** BEGIN **

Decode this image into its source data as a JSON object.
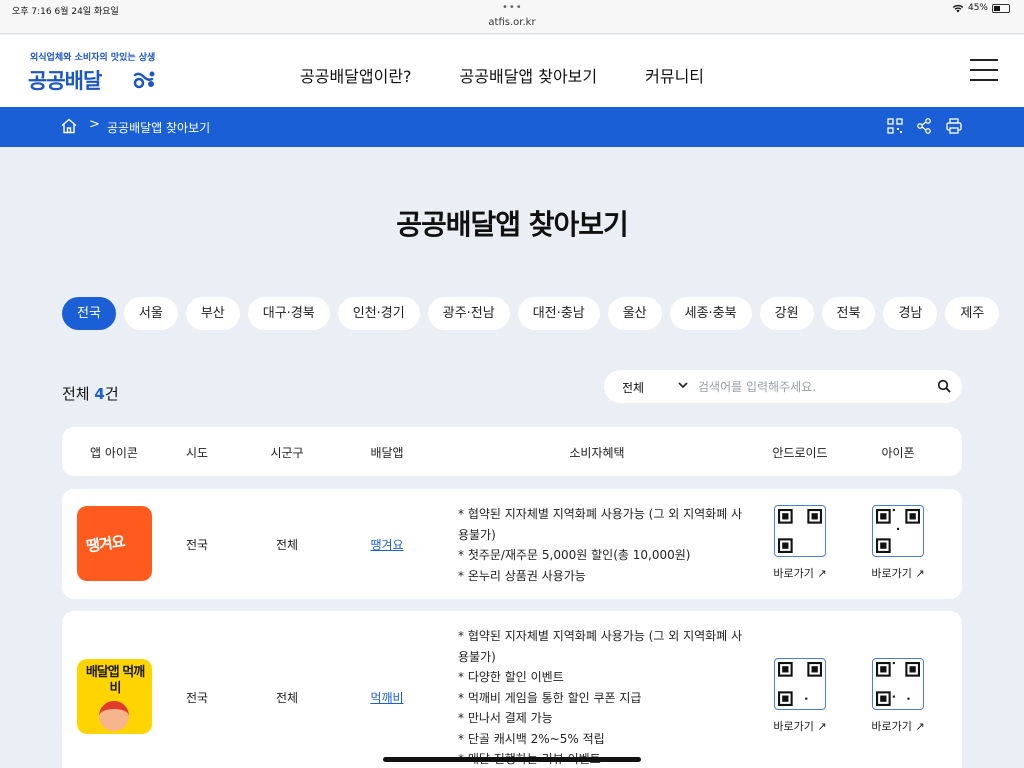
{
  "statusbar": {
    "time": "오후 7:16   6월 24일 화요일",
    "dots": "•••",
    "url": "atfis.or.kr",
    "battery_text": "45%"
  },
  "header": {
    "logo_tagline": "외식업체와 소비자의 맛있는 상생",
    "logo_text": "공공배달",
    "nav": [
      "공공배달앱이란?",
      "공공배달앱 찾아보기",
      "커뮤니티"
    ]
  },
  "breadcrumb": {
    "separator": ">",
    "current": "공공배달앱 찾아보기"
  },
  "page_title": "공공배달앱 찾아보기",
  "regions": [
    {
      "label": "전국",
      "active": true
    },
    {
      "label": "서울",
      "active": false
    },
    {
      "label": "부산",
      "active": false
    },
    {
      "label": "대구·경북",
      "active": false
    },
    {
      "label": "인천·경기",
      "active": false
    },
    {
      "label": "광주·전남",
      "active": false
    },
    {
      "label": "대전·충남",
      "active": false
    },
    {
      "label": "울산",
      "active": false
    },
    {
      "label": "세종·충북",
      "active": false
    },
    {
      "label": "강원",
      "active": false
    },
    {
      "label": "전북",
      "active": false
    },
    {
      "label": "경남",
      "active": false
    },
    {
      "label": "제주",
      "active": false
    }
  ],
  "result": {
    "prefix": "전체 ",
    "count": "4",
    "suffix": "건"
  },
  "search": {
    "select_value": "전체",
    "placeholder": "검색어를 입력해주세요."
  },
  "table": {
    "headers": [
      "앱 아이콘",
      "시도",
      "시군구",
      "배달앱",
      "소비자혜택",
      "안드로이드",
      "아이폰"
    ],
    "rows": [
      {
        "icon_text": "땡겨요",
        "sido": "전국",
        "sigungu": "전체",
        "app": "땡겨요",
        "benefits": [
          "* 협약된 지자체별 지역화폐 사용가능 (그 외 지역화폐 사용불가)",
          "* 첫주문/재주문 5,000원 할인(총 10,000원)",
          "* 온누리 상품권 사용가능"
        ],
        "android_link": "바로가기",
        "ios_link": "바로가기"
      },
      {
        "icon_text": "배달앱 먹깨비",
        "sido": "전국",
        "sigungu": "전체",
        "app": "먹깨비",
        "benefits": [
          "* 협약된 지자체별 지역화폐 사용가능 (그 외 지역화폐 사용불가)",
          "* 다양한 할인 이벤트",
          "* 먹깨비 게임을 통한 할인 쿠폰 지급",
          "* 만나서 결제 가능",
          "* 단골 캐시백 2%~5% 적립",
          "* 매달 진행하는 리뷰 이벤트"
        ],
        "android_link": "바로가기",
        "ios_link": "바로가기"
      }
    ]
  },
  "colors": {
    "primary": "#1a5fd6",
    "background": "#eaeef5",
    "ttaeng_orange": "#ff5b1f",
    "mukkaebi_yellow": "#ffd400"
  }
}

** END **
** BEGIN **

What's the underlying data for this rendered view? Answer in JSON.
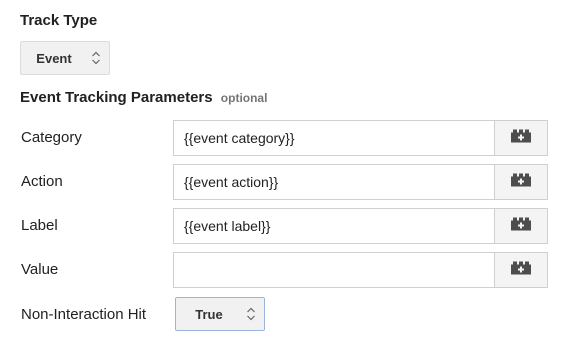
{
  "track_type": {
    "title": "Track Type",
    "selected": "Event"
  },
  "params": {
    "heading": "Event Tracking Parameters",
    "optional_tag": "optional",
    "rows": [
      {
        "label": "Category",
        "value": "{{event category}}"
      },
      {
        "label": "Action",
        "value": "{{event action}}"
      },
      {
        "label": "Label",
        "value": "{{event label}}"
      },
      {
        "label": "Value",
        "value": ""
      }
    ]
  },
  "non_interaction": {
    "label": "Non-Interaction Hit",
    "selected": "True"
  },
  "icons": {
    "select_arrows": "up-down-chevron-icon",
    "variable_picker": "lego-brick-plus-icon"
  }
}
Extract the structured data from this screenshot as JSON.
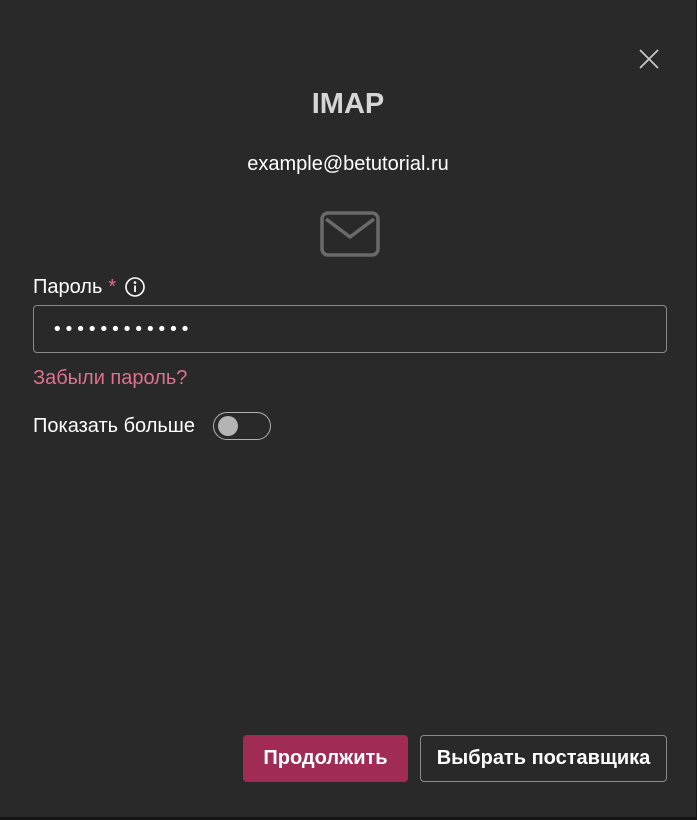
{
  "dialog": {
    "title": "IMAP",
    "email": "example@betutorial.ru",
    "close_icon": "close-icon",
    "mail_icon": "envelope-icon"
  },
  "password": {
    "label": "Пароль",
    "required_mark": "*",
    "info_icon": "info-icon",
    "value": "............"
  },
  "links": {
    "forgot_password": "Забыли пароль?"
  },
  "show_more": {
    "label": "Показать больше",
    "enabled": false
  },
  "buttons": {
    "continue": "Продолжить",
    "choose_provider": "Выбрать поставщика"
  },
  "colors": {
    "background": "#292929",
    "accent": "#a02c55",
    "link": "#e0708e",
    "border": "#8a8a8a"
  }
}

** END **

■ Problem to solve ■
Go through the entries above and pull out each line with "JSON" in it.

■ Written solution ■
Decode this image into its source data as a JSON object.
What's the underlying data for this rendered view? Answer in JSON.
Extract the structured data from this screenshot as JSON.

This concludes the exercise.